Instructions for the task:
Find every line in the records below that holds the word "this", and copy each one.

Data for processing:
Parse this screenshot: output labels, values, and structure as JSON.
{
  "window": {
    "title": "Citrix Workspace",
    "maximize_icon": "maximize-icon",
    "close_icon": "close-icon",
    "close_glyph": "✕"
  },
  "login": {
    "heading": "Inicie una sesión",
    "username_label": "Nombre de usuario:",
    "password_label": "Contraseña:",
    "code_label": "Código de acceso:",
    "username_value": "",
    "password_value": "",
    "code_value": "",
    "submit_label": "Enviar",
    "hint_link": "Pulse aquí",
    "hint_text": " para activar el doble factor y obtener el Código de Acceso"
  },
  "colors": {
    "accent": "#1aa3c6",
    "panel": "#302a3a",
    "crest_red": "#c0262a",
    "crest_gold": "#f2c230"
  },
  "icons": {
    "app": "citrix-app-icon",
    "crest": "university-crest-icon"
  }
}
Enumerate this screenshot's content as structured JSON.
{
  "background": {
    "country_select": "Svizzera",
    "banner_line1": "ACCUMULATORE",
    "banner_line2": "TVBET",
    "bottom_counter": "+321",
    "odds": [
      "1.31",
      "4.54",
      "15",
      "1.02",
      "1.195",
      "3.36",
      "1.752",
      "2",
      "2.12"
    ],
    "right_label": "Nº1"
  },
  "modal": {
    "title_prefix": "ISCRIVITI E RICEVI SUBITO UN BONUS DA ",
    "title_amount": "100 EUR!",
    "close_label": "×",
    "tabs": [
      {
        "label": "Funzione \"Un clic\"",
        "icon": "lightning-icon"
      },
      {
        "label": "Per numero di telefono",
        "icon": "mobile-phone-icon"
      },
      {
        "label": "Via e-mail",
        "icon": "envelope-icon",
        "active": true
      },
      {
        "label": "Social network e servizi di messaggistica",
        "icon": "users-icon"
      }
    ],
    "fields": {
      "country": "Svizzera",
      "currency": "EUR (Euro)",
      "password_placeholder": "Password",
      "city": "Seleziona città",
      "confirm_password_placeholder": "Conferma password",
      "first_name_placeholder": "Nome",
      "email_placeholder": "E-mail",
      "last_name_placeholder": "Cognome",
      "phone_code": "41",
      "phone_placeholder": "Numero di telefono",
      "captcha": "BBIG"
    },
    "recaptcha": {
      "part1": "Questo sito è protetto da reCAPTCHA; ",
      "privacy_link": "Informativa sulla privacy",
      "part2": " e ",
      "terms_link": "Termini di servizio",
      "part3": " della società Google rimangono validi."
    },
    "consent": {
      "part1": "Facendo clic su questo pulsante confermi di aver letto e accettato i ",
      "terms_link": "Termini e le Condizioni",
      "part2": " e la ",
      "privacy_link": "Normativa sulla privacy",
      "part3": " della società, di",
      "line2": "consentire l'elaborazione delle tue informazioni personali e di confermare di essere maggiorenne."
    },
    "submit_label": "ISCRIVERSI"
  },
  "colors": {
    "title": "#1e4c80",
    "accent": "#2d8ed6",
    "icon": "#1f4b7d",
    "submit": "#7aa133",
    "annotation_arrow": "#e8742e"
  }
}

Reply to the exercise:
Parse this screenshot: output labels, values, and structure as JSON.
Enumerate this screenshot's content as structured JSON.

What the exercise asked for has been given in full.